> [What the task requires]:
Go through the lines below and copy each one that holds the string "Цель".
━━ Raw data
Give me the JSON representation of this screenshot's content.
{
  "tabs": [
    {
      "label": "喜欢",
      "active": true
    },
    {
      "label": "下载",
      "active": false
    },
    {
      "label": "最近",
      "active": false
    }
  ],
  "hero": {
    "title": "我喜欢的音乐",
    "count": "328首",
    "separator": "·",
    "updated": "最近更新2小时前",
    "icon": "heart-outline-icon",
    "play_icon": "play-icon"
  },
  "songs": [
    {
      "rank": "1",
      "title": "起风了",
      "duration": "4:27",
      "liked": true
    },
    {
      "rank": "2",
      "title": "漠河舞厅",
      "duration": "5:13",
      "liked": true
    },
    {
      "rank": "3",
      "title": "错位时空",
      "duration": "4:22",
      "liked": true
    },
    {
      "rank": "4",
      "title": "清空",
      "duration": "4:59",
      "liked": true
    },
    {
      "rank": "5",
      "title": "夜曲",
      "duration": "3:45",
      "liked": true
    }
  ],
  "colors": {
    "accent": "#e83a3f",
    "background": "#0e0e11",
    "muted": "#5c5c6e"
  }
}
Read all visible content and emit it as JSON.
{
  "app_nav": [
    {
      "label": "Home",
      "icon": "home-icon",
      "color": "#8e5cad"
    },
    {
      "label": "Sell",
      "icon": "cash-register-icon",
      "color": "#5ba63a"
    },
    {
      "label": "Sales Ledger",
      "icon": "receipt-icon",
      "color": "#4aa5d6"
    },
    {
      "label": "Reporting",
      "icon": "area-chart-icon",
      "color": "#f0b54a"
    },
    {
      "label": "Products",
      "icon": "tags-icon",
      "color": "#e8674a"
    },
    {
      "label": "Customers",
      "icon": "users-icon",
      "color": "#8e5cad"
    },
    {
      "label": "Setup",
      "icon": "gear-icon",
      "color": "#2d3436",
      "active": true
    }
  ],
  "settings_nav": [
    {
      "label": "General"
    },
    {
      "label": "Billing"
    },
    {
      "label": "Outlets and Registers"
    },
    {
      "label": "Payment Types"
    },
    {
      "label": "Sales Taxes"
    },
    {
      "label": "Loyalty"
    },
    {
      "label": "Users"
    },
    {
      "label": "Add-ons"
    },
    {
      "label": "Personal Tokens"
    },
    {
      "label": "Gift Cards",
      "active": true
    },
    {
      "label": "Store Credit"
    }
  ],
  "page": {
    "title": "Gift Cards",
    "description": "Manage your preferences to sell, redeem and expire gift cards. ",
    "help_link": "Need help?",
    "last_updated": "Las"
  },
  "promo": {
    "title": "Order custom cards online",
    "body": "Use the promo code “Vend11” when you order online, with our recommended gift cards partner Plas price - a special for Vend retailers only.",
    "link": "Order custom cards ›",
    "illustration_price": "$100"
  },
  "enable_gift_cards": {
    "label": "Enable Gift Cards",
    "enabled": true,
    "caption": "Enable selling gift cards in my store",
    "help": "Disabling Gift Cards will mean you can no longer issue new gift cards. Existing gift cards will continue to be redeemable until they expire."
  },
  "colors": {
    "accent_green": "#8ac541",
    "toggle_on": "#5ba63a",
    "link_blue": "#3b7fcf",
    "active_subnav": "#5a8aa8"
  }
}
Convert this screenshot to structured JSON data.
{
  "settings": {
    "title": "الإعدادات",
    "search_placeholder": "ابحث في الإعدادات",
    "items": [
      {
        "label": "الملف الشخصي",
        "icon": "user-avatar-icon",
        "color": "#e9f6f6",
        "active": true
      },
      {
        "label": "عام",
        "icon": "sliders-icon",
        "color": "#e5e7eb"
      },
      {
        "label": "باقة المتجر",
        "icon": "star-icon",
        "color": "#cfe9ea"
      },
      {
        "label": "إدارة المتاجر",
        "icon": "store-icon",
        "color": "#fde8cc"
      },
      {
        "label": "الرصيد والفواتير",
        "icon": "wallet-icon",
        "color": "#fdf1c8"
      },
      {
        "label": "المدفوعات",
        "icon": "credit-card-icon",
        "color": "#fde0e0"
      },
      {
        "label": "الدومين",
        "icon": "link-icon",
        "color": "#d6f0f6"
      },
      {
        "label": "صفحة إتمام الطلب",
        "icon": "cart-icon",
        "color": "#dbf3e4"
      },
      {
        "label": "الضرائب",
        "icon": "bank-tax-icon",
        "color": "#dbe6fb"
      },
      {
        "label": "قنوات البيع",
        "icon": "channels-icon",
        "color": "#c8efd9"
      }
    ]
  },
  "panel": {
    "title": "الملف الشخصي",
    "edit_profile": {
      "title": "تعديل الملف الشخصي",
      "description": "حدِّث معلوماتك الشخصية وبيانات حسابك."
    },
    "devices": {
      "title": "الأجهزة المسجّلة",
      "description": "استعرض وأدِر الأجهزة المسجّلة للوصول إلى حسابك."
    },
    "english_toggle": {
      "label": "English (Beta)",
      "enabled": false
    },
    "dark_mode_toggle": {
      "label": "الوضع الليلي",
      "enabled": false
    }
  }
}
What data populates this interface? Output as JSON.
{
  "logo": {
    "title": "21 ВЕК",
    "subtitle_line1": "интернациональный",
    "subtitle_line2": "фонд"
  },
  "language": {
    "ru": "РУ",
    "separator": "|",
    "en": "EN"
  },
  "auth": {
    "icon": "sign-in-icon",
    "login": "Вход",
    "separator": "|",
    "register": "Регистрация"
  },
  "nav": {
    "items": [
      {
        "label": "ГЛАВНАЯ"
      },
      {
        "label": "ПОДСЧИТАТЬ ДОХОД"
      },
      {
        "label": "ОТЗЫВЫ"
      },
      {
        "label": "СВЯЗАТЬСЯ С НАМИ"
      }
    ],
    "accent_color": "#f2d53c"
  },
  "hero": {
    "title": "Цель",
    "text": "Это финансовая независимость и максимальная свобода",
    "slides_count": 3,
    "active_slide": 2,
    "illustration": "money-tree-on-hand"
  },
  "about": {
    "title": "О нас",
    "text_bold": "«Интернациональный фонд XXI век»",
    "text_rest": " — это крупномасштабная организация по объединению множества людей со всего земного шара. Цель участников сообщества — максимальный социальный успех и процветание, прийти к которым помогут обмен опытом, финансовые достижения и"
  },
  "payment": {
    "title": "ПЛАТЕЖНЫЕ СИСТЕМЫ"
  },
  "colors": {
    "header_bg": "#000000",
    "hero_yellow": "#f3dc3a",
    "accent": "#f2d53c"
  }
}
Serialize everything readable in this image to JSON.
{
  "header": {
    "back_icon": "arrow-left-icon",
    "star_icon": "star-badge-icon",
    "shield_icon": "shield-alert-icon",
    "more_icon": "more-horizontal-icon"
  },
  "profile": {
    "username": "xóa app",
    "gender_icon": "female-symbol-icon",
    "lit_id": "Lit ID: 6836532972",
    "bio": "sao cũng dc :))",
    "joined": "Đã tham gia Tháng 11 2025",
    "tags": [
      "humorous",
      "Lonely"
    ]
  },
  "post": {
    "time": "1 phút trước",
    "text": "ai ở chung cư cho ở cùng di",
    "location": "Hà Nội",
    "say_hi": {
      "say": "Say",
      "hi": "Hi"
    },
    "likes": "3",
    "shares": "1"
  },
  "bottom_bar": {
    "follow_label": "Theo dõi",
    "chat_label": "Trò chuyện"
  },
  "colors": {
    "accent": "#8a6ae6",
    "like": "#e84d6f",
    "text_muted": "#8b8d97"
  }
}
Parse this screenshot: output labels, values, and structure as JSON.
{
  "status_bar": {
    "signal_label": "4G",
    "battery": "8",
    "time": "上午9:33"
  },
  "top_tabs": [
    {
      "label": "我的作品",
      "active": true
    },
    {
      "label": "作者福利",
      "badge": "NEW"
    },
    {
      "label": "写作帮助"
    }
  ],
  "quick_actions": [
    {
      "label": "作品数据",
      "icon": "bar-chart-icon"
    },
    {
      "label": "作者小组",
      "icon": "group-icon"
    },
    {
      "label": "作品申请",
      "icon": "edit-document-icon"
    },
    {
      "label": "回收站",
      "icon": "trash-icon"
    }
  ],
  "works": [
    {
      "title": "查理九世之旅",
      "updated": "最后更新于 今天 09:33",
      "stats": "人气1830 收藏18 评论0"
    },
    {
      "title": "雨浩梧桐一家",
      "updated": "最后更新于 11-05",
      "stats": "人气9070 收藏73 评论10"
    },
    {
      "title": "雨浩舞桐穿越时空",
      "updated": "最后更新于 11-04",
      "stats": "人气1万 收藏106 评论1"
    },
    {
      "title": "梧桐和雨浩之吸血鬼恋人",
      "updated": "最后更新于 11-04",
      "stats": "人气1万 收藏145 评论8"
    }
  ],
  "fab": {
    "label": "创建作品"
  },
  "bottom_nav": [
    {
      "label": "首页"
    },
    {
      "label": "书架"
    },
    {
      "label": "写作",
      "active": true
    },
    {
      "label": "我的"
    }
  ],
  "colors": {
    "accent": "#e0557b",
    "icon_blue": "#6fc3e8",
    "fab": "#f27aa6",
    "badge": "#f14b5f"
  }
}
━━━━
> [Worked answer]:
    "title": "Цель",
    "text_rest": " — это крупномасштабная организация по объединению множества людей со всего земного шара. Цель участников сообщества — максимальный социальный успех и процветание, прийти к которым помогут обмен опытом, финансовые достижения и"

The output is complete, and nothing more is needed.